• _EXERCISE_
Find each line with the string "гипотонии" and report it.

--- Start of EXERCISE MATERIALS ---

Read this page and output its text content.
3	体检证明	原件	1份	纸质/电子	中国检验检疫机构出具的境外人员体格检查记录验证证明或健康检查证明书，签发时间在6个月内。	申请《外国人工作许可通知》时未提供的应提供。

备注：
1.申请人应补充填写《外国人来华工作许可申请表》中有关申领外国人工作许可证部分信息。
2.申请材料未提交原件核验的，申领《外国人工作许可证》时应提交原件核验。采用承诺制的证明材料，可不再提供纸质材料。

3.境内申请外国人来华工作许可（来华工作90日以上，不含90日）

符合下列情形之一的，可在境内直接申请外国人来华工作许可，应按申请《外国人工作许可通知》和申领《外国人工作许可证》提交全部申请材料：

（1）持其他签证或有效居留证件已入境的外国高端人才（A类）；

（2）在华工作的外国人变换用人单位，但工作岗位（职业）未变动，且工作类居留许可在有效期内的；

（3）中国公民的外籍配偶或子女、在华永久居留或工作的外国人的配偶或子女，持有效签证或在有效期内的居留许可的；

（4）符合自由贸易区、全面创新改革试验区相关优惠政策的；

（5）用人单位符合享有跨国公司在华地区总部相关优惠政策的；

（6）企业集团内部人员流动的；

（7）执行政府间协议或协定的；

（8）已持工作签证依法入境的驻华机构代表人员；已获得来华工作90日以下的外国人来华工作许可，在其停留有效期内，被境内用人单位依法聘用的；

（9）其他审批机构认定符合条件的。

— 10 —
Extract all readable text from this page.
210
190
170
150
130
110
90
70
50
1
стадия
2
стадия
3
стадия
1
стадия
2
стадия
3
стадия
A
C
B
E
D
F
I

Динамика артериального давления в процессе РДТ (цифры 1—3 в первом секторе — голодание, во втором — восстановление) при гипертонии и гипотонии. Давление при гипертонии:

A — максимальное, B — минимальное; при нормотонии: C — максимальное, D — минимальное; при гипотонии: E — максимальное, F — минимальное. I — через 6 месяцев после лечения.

--- End of EXERCISE MATERIALS ---

• _RESULT OF THE TASK_
Динамика артериального давления в процессе РДТ (цифры 1—3 в первом секторе — голодание, во втором — восстановление) при гипертонии и гипотонии. Давление при гипертонии:
A — максимальное, B — минимальное; при нормотонии: C — максимальное, D — минимальное; при гипотонии: E — максимальное, F — минимальное. I — через 6 месяцев после лечения.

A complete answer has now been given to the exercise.